[Problem statement] Transcribe all of the material exactly. Any picture in it should be left out.

[Extracted material]
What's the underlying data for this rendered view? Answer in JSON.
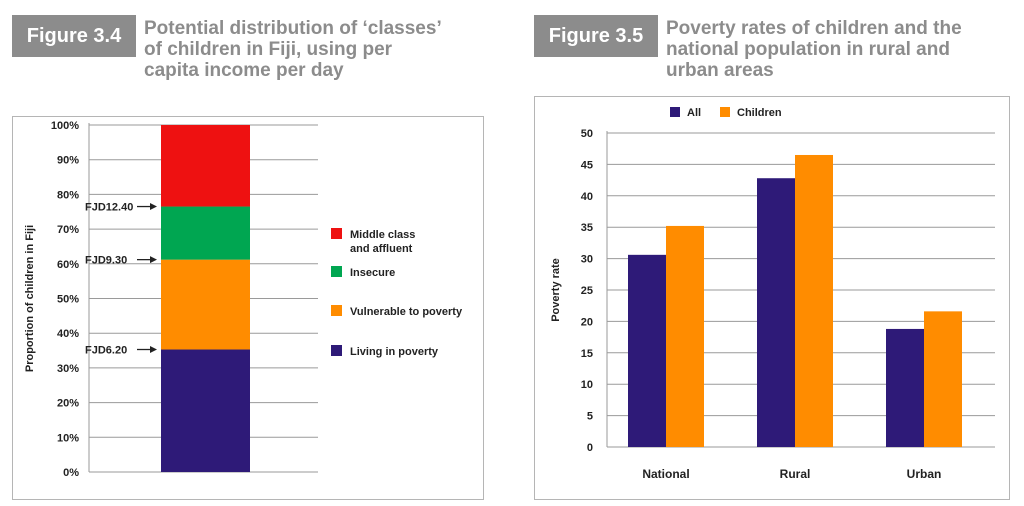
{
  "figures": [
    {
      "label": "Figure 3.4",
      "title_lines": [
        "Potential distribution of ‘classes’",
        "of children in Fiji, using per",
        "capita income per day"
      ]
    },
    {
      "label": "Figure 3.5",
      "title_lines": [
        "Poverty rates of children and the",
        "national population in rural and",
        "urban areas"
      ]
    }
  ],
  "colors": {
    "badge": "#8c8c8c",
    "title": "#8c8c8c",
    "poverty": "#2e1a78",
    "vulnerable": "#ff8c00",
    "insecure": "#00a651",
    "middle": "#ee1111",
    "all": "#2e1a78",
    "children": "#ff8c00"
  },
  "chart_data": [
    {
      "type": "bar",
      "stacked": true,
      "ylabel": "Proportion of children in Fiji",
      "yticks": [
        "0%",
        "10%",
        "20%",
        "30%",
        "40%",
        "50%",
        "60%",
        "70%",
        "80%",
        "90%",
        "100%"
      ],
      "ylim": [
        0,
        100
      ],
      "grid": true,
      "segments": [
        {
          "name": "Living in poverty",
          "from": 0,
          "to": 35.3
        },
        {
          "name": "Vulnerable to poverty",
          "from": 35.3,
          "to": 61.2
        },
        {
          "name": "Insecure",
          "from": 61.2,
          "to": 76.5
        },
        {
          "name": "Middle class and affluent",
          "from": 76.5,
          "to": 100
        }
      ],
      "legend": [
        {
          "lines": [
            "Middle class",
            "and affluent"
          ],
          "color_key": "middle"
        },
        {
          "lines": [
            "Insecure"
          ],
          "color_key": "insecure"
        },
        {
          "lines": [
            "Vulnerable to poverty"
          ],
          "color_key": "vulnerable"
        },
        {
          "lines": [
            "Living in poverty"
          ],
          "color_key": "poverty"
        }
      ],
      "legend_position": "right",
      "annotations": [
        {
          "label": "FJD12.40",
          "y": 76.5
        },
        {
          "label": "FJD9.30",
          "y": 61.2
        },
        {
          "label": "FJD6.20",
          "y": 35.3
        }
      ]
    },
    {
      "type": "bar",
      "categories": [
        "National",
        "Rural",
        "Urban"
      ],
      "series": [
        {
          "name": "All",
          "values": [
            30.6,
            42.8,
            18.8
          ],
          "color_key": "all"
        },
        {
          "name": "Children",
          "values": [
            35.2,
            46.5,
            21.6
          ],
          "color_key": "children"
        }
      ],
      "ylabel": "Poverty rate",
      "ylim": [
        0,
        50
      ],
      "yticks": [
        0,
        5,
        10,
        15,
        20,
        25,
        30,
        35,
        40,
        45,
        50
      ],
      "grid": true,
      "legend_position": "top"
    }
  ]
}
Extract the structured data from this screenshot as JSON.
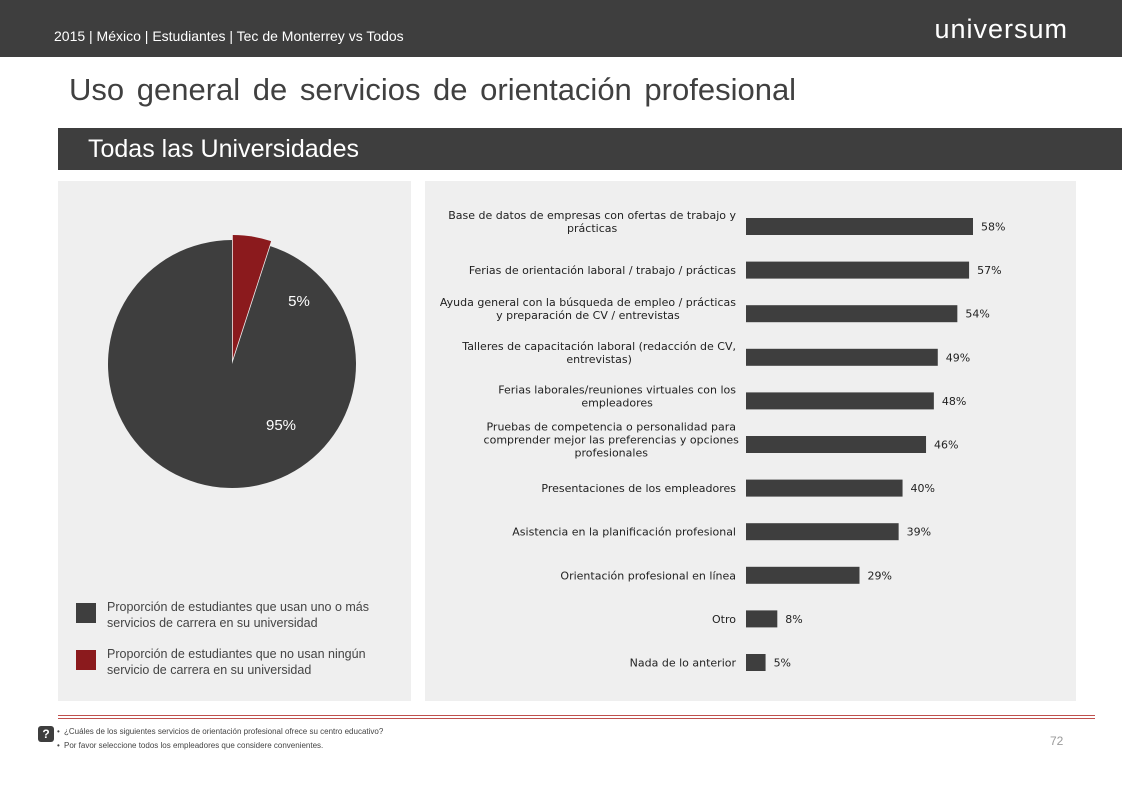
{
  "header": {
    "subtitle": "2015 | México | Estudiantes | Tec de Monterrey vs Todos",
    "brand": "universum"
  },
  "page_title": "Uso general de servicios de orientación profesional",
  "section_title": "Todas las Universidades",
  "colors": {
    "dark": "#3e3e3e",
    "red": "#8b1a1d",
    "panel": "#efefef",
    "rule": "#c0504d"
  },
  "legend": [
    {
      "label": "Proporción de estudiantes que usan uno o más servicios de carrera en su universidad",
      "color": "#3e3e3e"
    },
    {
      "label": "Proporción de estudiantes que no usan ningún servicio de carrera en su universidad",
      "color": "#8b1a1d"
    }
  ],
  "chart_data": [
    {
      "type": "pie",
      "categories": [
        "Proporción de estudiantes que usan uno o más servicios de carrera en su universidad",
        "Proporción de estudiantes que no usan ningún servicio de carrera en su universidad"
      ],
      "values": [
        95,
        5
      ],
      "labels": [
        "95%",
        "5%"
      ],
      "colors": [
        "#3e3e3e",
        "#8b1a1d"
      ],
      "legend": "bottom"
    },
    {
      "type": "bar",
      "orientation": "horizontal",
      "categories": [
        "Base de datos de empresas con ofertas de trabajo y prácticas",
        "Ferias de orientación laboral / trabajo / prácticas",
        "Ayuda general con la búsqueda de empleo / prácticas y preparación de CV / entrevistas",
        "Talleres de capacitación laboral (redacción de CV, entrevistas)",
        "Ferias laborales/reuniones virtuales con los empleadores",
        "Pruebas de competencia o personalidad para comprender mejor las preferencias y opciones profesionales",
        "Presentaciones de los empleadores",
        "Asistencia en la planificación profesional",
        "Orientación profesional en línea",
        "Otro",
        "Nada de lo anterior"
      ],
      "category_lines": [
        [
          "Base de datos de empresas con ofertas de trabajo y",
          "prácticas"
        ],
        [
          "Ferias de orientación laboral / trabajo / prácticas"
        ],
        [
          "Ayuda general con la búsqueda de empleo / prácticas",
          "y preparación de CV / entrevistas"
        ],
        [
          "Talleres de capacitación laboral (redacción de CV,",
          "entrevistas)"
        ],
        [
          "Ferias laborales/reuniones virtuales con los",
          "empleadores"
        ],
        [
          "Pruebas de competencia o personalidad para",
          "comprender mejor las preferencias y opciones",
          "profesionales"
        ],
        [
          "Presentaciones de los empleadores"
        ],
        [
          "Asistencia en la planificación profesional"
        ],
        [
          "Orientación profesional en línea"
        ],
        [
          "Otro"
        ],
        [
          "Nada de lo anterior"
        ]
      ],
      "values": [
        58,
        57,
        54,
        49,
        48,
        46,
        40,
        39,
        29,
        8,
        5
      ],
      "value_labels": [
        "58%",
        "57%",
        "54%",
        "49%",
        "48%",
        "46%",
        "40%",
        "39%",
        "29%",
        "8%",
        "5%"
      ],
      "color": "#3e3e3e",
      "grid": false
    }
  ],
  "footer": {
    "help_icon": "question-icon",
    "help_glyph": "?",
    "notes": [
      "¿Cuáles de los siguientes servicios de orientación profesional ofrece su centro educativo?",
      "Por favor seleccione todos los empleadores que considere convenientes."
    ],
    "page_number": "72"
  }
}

[Solution below]
What's the underlying data for this rendered view? Answer in JSON.
{
  "figures": [
    {
      "label": "Figure 3.4",
      "title_lines": [
        "Potential distribution of ‘classes’",
        "of children in Fiji, using per",
        "capita income per day"
      ]
    },
    {
      "label": "Figure 3.5",
      "title_lines": [
        "Poverty rates of children and the",
        "national population in rural and",
        "urban areas"
      ]
    }
  ],
  "colors": {
    "badge": "#8c8c8c",
    "title": "#8c8c8c",
    "poverty": "#2e1a78",
    "vulnerable": "#ff8c00",
    "insecure": "#00a651",
    "middle": "#ee1111",
    "all": "#2e1a78",
    "children": "#ff8c00"
  },
  "chart_data": [
    {
      "type": "bar",
      "stacked": true,
      "ylabel": "Proportion of children in Fiji",
      "yticks": [
        "0%",
        "10%",
        "20%",
        "30%",
        "40%",
        "50%",
        "60%",
        "70%",
        "80%",
        "90%",
        "100%"
      ],
      "ylim": [
        0,
        100
      ],
      "grid": true,
      "segments": [
        {
          "name": "Living in poverty",
          "from": 0,
          "to": 35.3
        },
        {
          "name": "Vulnerable to poverty",
          "from": 35.3,
          "to": 61.2
        },
        {
          "name": "Insecure",
          "from": 61.2,
          "to": 76.5
        },
        {
          "name": "Middle class and affluent",
          "from": 76.5,
          "to": 100
        }
      ],
      "legend": [
        {
          "lines": [
            "Middle class",
            "and affluent"
          ],
          "color_key": "middle"
        },
        {
          "lines": [
            "Insecure"
          ],
          "color_key": "insecure"
        },
        {
          "lines": [
            "Vulnerable to poverty"
          ],
          "color_key": "vulnerable"
        },
        {
          "lines": [
            "Living in poverty"
          ],
          "color_key": "poverty"
        }
      ],
      "legend_position": "right",
      "annotations": [
        {
          "label": "FJD12.40",
          "y": 76.5
        },
        {
          "label": "FJD9.30",
          "y": 61.2
        },
        {
          "label": "FJD6.20",
          "y": 35.3
        }
      ]
    },
    {
      "type": "bar",
      "categories": [
        "National",
        "Rural",
        "Urban"
      ],
      "series": [
        {
          "name": "All",
          "values": [
            30.6,
            42.8,
            18.8
          ],
          "color_key": "all"
        },
        {
          "name": "Children",
          "values": [
            35.2,
            46.5,
            21.6
          ],
          "color_key": "children"
        }
      ],
      "ylabel": "Poverty rate",
      "ylim": [
        0,
        50
      ],
      "yticks": [
        0,
        5,
        10,
        15,
        20,
        25,
        30,
        35,
        40,
        45,
        50
      ],
      "grid": true,
      "legend_position": "top"
    }
  ]
}
Extract the structured data from this screenshot as JSON.
{
  "header": {
    "subtitle": "2015 | México | Estudiantes | Tec de Monterrey vs Todos",
    "brand": "universum"
  },
  "page_title": "Uso general de servicios de orientación profesional",
  "section_title": "Todas las Universidades",
  "colors": {
    "dark": "#3e3e3e",
    "red": "#8b1a1d",
    "panel": "#efefef",
    "rule": "#c0504d"
  },
  "legend": [
    {
      "label": "Proporción de estudiantes que usan uno o más servicios de carrera en su universidad",
      "color": "#3e3e3e"
    },
    {
      "label": "Proporción de estudiantes que no usan ningún servicio de carrera en su universidad",
      "color": "#8b1a1d"
    }
  ],
  "chart_data": [
    {
      "type": "pie",
      "categories": [
        "Proporción de estudiantes que usan uno o más servicios de carrera en su universidad",
        "Proporción de estudiantes que no usan ningún servicio de carrera en su universidad"
      ],
      "values": [
        95,
        5
      ],
      "labels": [
        "95%",
        "5%"
      ],
      "colors": [
        "#3e3e3e",
        "#8b1a1d"
      ],
      "legend": "bottom"
    },
    {
      "type": "bar",
      "orientation": "horizontal",
      "categories": [
        "Base de datos de empresas con ofertas de trabajo y prácticas",
        "Ferias de orientación laboral / trabajo / prácticas",
        "Ayuda general con la búsqueda de empleo / prácticas y preparación de CV / entrevistas",
        "Talleres de capacitación laboral (redacción de CV, entrevistas)",
        "Ferias laborales/reuniones virtuales con los empleadores",
        "Pruebas de competencia o personalidad para comprender mejor las preferencias y opciones profesionales",
        "Presentaciones de los empleadores",
        "Asistencia en la planificación profesional",
        "Orientación profesional en línea",
        "Otro",
        "Nada de lo anterior"
      ],
      "category_lines": [
        [
          "Base de datos de empresas con ofertas de trabajo y",
          "prácticas"
        ],
        [
          "Ferias de orientación laboral / trabajo / prácticas"
        ],
        [
          "Ayuda general con la búsqueda de empleo / prácticas",
          "y preparación de CV / entrevistas"
        ],
        [
          "Talleres de capacitación laboral (redacción de CV,",
          "entrevistas)"
        ],
        [
          "Ferias laborales/reuniones virtuales con los",
          "empleadores"
        ],
        [
          "Pruebas de competencia o personalidad para",
          "comprender mejor las preferencias y opciones",
          "profesionales"
        ],
        [
          "Presentaciones de los empleadores"
        ],
        [
          "Asistencia en la planificación profesional"
        ],
        [
          "Orientación profesional en línea"
        ],
        [
          "Otro"
        ],
        [
          "Nada de lo anterior"
        ]
      ],
      "values": [
        58,
        57,
        54,
        49,
        48,
        46,
        40,
        39,
        29,
        8,
        5
      ],
      "value_labels": [
        "58%",
        "57%",
        "54%",
        "49%",
        "48%",
        "46%",
        "40%",
        "39%",
        "29%",
        "8%",
        "5%"
      ],
      "color": "#3e3e3e",
      "grid": false
    }
  ],
  "footer": {
    "help_icon": "question-icon",
    "help_glyph": "?",
    "notes": [
      "¿Cuáles de los siguientes servicios de orientación profesional ofrece su centro educativo?",
      "Por favor seleccione todos los empleadores que considere convenientes."
    ],
    "page_number": "72"
  }
}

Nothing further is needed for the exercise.